▸ What to produce: Where does the string "color" appear in the records? Copy every line that contains it.

▸ Information shown:
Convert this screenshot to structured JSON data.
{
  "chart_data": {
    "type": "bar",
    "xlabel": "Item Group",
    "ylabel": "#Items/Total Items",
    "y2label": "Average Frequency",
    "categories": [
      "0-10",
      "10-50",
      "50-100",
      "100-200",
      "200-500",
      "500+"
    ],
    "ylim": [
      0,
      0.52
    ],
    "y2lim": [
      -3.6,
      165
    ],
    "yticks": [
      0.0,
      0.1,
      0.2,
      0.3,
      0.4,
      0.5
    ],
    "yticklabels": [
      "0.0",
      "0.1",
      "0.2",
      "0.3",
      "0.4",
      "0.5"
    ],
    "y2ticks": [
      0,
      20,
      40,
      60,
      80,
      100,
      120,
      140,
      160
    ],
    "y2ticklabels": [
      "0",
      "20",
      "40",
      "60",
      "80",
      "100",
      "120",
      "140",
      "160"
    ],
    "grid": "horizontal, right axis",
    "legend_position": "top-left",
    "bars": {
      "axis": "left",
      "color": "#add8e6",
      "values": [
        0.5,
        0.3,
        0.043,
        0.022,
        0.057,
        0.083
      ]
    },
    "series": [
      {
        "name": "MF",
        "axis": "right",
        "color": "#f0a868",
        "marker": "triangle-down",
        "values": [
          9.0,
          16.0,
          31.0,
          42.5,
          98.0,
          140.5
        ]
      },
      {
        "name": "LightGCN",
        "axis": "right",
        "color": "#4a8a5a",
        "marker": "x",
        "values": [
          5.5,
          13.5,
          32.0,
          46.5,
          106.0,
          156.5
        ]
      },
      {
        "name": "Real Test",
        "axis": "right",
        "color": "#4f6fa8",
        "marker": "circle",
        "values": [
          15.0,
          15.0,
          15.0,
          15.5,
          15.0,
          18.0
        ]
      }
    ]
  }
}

▸ Solution to this task:
      "color": "#add8e6",
        "color": "#f0a868",
        "color": "#4a8a5a",
        "color": "#4f6fa8",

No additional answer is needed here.